Data records
+-------+
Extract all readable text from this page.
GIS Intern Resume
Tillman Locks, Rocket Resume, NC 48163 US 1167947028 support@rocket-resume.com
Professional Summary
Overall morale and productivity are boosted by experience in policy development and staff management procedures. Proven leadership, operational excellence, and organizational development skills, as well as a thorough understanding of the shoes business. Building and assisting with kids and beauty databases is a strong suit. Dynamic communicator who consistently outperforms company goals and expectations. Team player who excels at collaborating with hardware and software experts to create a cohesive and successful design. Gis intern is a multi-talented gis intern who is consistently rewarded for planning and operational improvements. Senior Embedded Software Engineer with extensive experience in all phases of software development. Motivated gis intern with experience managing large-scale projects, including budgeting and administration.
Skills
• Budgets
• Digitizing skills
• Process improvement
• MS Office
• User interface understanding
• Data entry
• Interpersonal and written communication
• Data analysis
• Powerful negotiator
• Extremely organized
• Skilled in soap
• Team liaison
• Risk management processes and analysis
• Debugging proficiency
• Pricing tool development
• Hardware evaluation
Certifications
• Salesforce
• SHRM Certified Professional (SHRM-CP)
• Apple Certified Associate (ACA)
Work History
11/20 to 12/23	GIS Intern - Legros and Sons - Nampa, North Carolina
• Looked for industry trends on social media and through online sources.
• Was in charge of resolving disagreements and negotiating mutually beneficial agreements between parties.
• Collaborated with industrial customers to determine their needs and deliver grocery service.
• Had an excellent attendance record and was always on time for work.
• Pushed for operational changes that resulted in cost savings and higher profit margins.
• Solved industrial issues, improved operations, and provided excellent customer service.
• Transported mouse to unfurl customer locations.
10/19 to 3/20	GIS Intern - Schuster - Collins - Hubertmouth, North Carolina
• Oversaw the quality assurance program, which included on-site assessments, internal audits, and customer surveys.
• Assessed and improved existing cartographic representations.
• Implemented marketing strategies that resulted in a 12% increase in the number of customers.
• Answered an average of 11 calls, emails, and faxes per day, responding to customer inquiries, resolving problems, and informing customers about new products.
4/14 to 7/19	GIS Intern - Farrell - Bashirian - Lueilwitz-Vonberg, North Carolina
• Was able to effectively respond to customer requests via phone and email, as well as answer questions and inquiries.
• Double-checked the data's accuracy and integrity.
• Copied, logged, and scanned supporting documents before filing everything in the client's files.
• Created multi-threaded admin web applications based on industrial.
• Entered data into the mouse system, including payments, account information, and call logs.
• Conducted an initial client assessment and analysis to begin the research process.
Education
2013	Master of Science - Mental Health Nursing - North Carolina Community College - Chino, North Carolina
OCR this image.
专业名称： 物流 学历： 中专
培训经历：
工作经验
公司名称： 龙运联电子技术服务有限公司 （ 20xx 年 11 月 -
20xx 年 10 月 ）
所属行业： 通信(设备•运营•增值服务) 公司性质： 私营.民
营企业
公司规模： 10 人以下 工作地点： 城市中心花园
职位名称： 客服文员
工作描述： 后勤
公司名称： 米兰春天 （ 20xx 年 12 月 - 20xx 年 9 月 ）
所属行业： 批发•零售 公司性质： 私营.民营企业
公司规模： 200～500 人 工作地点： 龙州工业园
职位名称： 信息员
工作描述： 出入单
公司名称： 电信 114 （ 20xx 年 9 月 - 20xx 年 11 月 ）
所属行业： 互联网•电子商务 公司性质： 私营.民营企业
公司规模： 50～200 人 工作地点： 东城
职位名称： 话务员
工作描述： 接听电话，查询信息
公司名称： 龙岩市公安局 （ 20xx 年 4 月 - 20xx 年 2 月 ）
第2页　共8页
+-------+
Problem statement
Restate each entry exactly, skipping none.

Result of this task
Extract all readable text from this page.
GIS Intern Resume
Tillman Locks, Rocket Resume, NC 48163 US 1167947028 support@rocket-resume.com
Professional Summary
Overall morale and productivity are boosted by experience in policy development and staff management procedures. Proven leadership, operational excellence, and organizational development skills, as well as a thorough understanding of the shoes business. Building and assisting with kids and beauty databases is a strong suit. Dynamic communicator who consistently outperforms company goals and expectations. Team player who excels at collaborating with hardware and software experts to create a cohesive and successful design. Gis intern is a multi-talented gis intern who is consistently rewarded for planning and operational improvements. Senior Embedded Software Engineer with extensive experience in all phases of software development. Motivated gis intern with experience managing large-scale projects, including budgeting and administration.
Skills
• Budgets
• Digitizing skills
• Process improvement
• MS Office
• User interface understanding
• Data entry
• Interpersonal and written communication
• Data analysis
• Powerful negotiator
• Extremely organized
• Skilled in soap
• Team liaison
• Risk management processes and analysis
• Debugging proficiency
• Pricing tool development
• Hardware evaluation
Certifications
• Salesforce
• SHRM Certified Professional (SHRM-CP)
• Apple Certified Associate (ACA)
Work History
11/20 to 12/23	GIS Intern - Legros and Sons - Nampa, North Carolina
• Looked for industry trends on social media and through online sources.
• Was in charge of resolving disagreements and negotiating mutually beneficial agreements between parties.
• Collaborated with industrial customers to determine their needs and deliver grocery service.
• Had an excellent attendance record and was always on time for work.
• Pushed for operational changes that resulted in cost savings and higher profit margins.
• Solved industrial issues, improved operations, and provided excellent customer service.
• Transported mouse to unfurl customer locations.
10/19 to 3/20	GIS Intern - Schuster - Collins - Hubertmouth, North Carolina
• Oversaw the quality assurance program, which included on-site assessments, internal audits, and customer surveys.
• Assessed and improved existing cartographic representations.
• Implemented marketing strategies that resulted in a 12% increase in the number of customers.
• Answered an average of 11 calls, emails, and faxes per day, responding to customer inquiries, resolving problems, and informing customers about new products.
4/14 to 7/19	GIS Intern - Farrell - Bashirian - Lueilwitz-Vonberg, North Carolina
• Was able to effectively respond to customer requests via phone and email, as well as answer questions and inquiries.
• Double-checked the data's accuracy and integrity.
• Copied, logged, and scanned supporting documents before filing everything in the client's files.
• Created multi-threaded admin web applications based on industrial.
• Entered data into the mouse system, including payments, account information, and call logs.
• Conducted an initial client assessment and analysis to begin the research process.
Education
2013	Master of Science - Mental Health Nursing - North Carolina Community College - Chino, North Carolina
OCR this image.
专业名称： 物流 学历： 中专
培训经历：
工作经验
公司名称： 龙运联电子技术服务有限公司 （ 20xx 年 11 月 -
20xx 年 10 月 ）
所属行业： 通信(设备•运营•增值服务) 公司性质： 私营.民
营企业
公司规模： 10 人以下 工作地点： 城市中心花园
职位名称： 客服文员
工作描述： 后勤
公司名称： 米兰春天 （ 20xx 年 12 月 - 20xx 年 9 月 ）
所属行业： 批发•零售 公司性质： 私营.民营企业
公司规模： 200～500 人 工作地点： 龙州工业园
职位名称： 信息员
工作描述： 出入单
公司名称： 电信 114 （ 20xx 年 9 月 - 20xx 年 11 月 ）
所属行业： 互联网•电子商务 公司性质： 私营.民营企业
公司规模： 50～200 人 工作地点： 东城
职位名称： 话务员
工作描述： 接听电话，查询信息
公司名称： 龙岩市公安局 （ 20xx 年 4 月 - 20xx 年 2 月 ）
第2页　共8页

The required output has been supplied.